What you should do
Transcribe the listing that follows in full, omitting pictures.

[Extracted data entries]
-------

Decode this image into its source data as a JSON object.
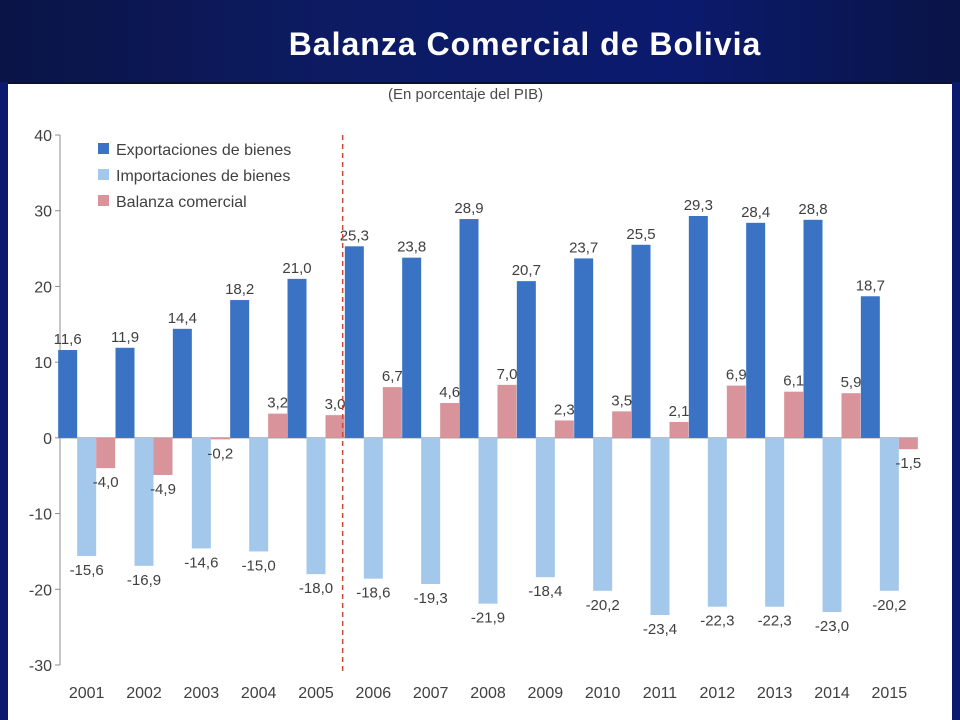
{
  "header": {
    "title": "Balanza Comercial de Bolivia"
  },
  "colors": {
    "exports": "#3a73c4",
    "imports": "#a4c8ec",
    "balance": "#d9939a",
    "divider": "#c94a3a",
    "axis": "#8c8c8c",
    "label": "#404040"
  },
  "chart_data": {
    "type": "bar",
    "title": "",
    "subtitle": "(En porcentaje del PIB)",
    "xlabel": "",
    "ylabel": "",
    "ylim": [
      -30,
      40
    ],
    "yticks": [
      "40",
      "30",
      "20",
      "10",
      "0",
      "-10",
      "-20",
      "-30"
    ],
    "ytick_values": [
      40,
      30,
      20,
      10,
      0,
      -10,
      -20,
      -30
    ],
    "categories": [
      "2001",
      "2002",
      "2003",
      "2004",
      "2005",
      "2006",
      "2007",
      "2008",
      "2009",
      "2010",
      "2011",
      "2012",
      "2013",
      "2014",
      "2015"
    ],
    "series": [
      {
        "name": "Exportaciones de bienes",
        "values": [
          11.6,
          11.9,
          14.4,
          18.2,
          21.0,
          25.3,
          23.8,
          28.9,
          20.7,
          23.7,
          25.5,
          29.3,
          28.4,
          28.8,
          18.7
        ],
        "labels": [
          "11,6",
          "11,9",
          "14,4",
          "18,2",
          "21,0",
          "25,3",
          "23,8",
          "28,9",
          "20,7",
          "23,7",
          "25,5",
          "29,3",
          "28,4",
          "28,8",
          "18,7"
        ]
      },
      {
        "name": "Importaciones de bienes",
        "values": [
          -15.6,
          -16.9,
          -14.6,
          -15.0,
          -18.0,
          -18.6,
          -19.3,
          -21.9,
          -18.4,
          -20.2,
          -23.4,
          -22.3,
          -22.3,
          -23.0,
          -20.2
        ],
        "labels": [
          "-15,6",
          "-16,9",
          "-14,6",
          "-15,0",
          "-18,0",
          "-18,6",
          "-19,3",
          "-21,9",
          "-18,4",
          "-20,2",
          "-23,4",
          "-22,3",
          "-22,3",
          "-23,0",
          "-20,2"
        ]
      },
      {
        "name": "Balanza comercial",
        "values": [
          -4.0,
          -4.9,
          -0.2,
          3.2,
          3.0,
          6.7,
          4.6,
          7.0,
          2.3,
          3.5,
          2.1,
          6.9,
          6.1,
          5.9,
          -1.5
        ],
        "labels": [
          "-4,0",
          "-4,9",
          "-0,2",
          "3,2",
          "3,0",
          "6,7",
          "4,6",
          "7,0",
          "2,3",
          "3,5",
          "2,1",
          "6,9",
          "6,1",
          "5,9",
          "-1,5"
        ]
      }
    ],
    "divider_between": [
      "2005",
      "2006"
    ],
    "grid": false,
    "legend_position": "top-left"
  }
}
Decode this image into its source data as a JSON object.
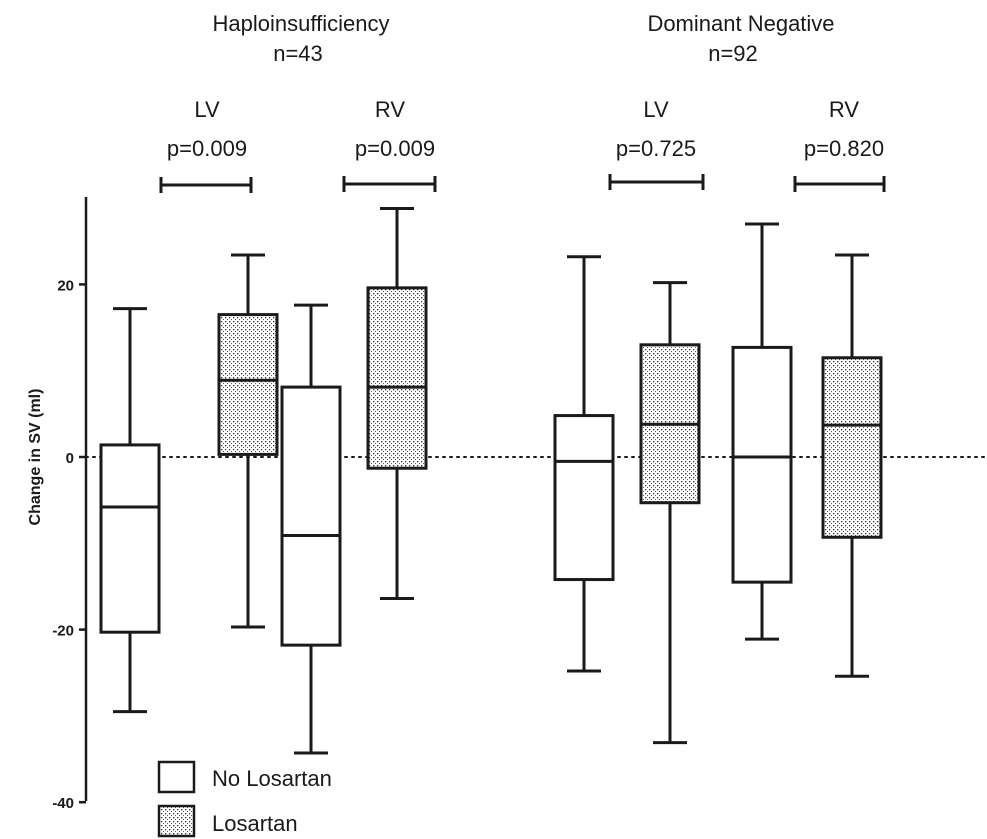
{
  "chart_data": {
    "type": "box",
    "ylabel": "Change in SV (ml)",
    "ylim": [
      -40,
      30
    ],
    "yticks": [
      -40,
      -20,
      0,
      20
    ],
    "reference_line": 0,
    "groups": [
      {
        "title": "Haploinsufficiency",
        "n_label": "n=43",
        "comparisons": [
          {
            "label": "LV",
            "p": "p=0.009"
          },
          {
            "label": "RV",
            "p": "p=0.009"
          }
        ]
      },
      {
        "title": "Dominant Negative",
        "n_label": "n=92",
        "comparisons": [
          {
            "label": "LV",
            "p": "p=0.725"
          },
          {
            "label": "RV",
            "p": "p=0.820"
          }
        ]
      }
    ],
    "legend": [
      {
        "name": "No Losartan",
        "fill": "white"
      },
      {
        "name": "Losartan",
        "fill": "dotted"
      }
    ],
    "boxes": [
      {
        "group": "Haploinsufficiency",
        "ventricle": "LV",
        "series": "No Losartan",
        "whisker_low": -29.5,
        "q1": -20.3,
        "median": -5.8,
        "q3": 1.4,
        "whisker_high": 17.2
      },
      {
        "group": "Haploinsufficiency",
        "ventricle": "LV",
        "series": "Losartan",
        "whisker_low": -19.7,
        "q1": 0.3,
        "median": 8.9,
        "q3": 16.5,
        "whisker_high": 23.4
      },
      {
        "group": "Haploinsufficiency",
        "ventricle": "RV",
        "series": "No Losartan",
        "whisker_low": -34.3,
        "q1": -21.8,
        "median": -9.1,
        "q3": 8.1,
        "whisker_high": 17.6
      },
      {
        "group": "Haploinsufficiency",
        "ventricle": "RV",
        "series": "Losartan",
        "whisker_low": -16.4,
        "q1": -1.3,
        "median": 8.1,
        "q3": 19.6,
        "whisker_high": 28.8
      },
      {
        "group": "Dominant Negative",
        "ventricle": "LV",
        "series": "No Losartan",
        "whisker_low": -24.8,
        "q1": -14.2,
        "median": -0.5,
        "q3": 4.8,
        "whisker_high": 23.2
      },
      {
        "group": "Dominant Negative",
        "ventricle": "LV",
        "series": "Losartan",
        "whisker_low": -33.1,
        "q1": -5.3,
        "median": 3.8,
        "q3": 13.0,
        "whisker_high": 20.2
      },
      {
        "group": "Dominant Negative",
        "ventricle": "RV",
        "series": "No Losartan",
        "whisker_low": -21.1,
        "q1": -14.5,
        "median": 0.0,
        "q3": 12.7,
        "whisker_high": 27.0
      },
      {
        "group": "Dominant Negative",
        "ventricle": "RV",
        "series": "Losartan",
        "whisker_low": -25.4,
        "q1": -9.3,
        "median": 3.7,
        "q3": 11.5,
        "whisker_high": 23.4
      }
    ]
  }
}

-------

The completed task
Decode this image into its source data as a JSON object.
{
  "header": {
    "title": "Balanza Comercial de Bolivia"
  },
  "colors": {
    "exports": "#3a73c4",
    "imports": "#a4c8ec",
    "balance": "#d9939a",
    "divider": "#c94a3a",
    "axis": "#8c8c8c",
    "label": "#404040"
  },
  "chart_data": {
    "type": "bar",
    "title": "",
    "subtitle": "(En porcentaje del PIB)",
    "xlabel": "",
    "ylabel": "",
    "ylim": [
      -30,
      40
    ],
    "yticks": [
      "40",
      "30",
      "20",
      "10",
      "0",
      "-10",
      "-20",
      "-30"
    ],
    "ytick_values": [
      40,
      30,
      20,
      10,
      0,
      -10,
      -20,
      -30
    ],
    "categories": [
      "2001",
      "2002",
      "2003",
      "2004",
      "2005",
      "2006",
      "2007",
      "2008",
      "2009",
      "2010",
      "2011",
      "2012",
      "2013",
      "2014",
      "2015"
    ],
    "series": [
      {
        "name": "Exportaciones de bienes",
        "values": [
          11.6,
          11.9,
          14.4,
          18.2,
          21.0,
          25.3,
          23.8,
          28.9,
          20.7,
          23.7,
          25.5,
          29.3,
          28.4,
          28.8,
          18.7
        ],
        "labels": [
          "11,6",
          "11,9",
          "14,4",
          "18,2",
          "21,0",
          "25,3",
          "23,8",
          "28,9",
          "20,7",
          "23,7",
          "25,5",
          "29,3",
          "28,4",
          "28,8",
          "18,7"
        ]
      },
      {
        "name": "Importaciones de bienes",
        "values": [
          -15.6,
          -16.9,
          -14.6,
          -15.0,
          -18.0,
          -18.6,
          -19.3,
          -21.9,
          -18.4,
          -20.2,
          -23.4,
          -22.3,
          -22.3,
          -23.0,
          -20.2
        ],
        "labels": [
          "-15,6",
          "-16,9",
          "-14,6",
          "-15,0",
          "-18,0",
          "-18,6",
          "-19,3",
          "-21,9",
          "-18,4",
          "-20,2",
          "-23,4",
          "-22,3",
          "-22,3",
          "-23,0",
          "-20,2"
        ]
      },
      {
        "name": "Balanza comercial",
        "values": [
          -4.0,
          -4.9,
          -0.2,
          3.2,
          3.0,
          6.7,
          4.6,
          7.0,
          2.3,
          3.5,
          2.1,
          6.9,
          6.1,
          5.9,
          -1.5
        ],
        "labels": [
          "-4,0",
          "-4,9",
          "-0,2",
          "3,2",
          "3,0",
          "6,7",
          "4,6",
          "7,0",
          "2,3",
          "3,5",
          "2,1",
          "6,9",
          "6,1",
          "5,9",
          "-1,5"
        ]
      }
    ],
    "divider_between": [
      "2005",
      "2006"
    ],
    "grid": false,
    "legend_position": "top-left"
  }
}
Decode this image into its source data as a JSON object.
{
  "chart_data": {
    "type": "box",
    "ylabel": "Change in SV (ml)",
    "ylim": [
      -40,
      30
    ],
    "yticks": [
      -40,
      -20,
      0,
      20
    ],
    "reference_line": 0,
    "groups": [
      {
        "title": "Haploinsufficiency",
        "n_label": "n=43",
        "comparisons": [
          {
            "label": "LV",
            "p": "p=0.009"
          },
          {
            "label": "RV",
            "p": "p=0.009"
          }
        ]
      },
      {
        "title": "Dominant Negative",
        "n_label": "n=92",
        "comparisons": [
          {
            "label": "LV",
            "p": "p=0.725"
          },
          {
            "label": "RV",
            "p": "p=0.820"
          }
        ]
      }
    ],
    "legend": [
      {
        "name": "No Losartan",
        "fill": "white"
      },
      {
        "name": "Losartan",
        "fill": "dotted"
      }
    ],
    "boxes": [
      {
        "group": "Haploinsufficiency",
        "ventricle": "LV",
        "series": "No Losartan",
        "whisker_low": -29.5,
        "q1": -20.3,
        "median": -5.8,
        "q3": 1.4,
        "whisker_high": 17.2
      },
      {
        "group": "Haploinsufficiency",
        "ventricle": "LV",
        "series": "Losartan",
        "whisker_low": -19.7,
        "q1": 0.3,
        "median": 8.9,
        "q3": 16.5,
        "whisker_high": 23.4
      },
      {
        "group": "Haploinsufficiency",
        "ventricle": "RV",
        "series": "No Losartan",
        "whisker_low": -34.3,
        "q1": -21.8,
        "median": -9.1,
        "q3": 8.1,
        "whisker_high": 17.6
      },
      {
        "group": "Haploinsufficiency",
        "ventricle": "RV",
        "series": "Losartan",
        "whisker_low": -16.4,
        "q1": -1.3,
        "median": 8.1,
        "q3": 19.6,
        "whisker_high": 28.8
      },
      {
        "group": "Dominant Negative",
        "ventricle": "LV",
        "series": "No Losartan",
        "whisker_low": -24.8,
        "q1": -14.2,
        "median": -0.5,
        "q3": 4.8,
        "whisker_high": 23.2
      },
      {
        "group": "Dominant Negative",
        "ventricle": "LV",
        "series": "Losartan",
        "whisker_low": -33.1,
        "q1": -5.3,
        "median": 3.8,
        "q3": 13.0,
        "whisker_high": 20.2
      },
      {
        "group": "Dominant Negative",
        "ventricle": "RV",
        "series": "No Losartan",
        "whisker_low": -21.1,
        "q1": -14.5,
        "median": 0.0,
        "q3": 12.7,
        "whisker_high": 27.0
      },
      {
        "group": "Dominant Negative",
        "ventricle": "RV",
        "series": "Losartan",
        "whisker_low": -25.4,
        "q1": -9.3,
        "median": 3.7,
        "q3": 11.5,
        "whisker_high": 23.4
      }
    ]
  }
}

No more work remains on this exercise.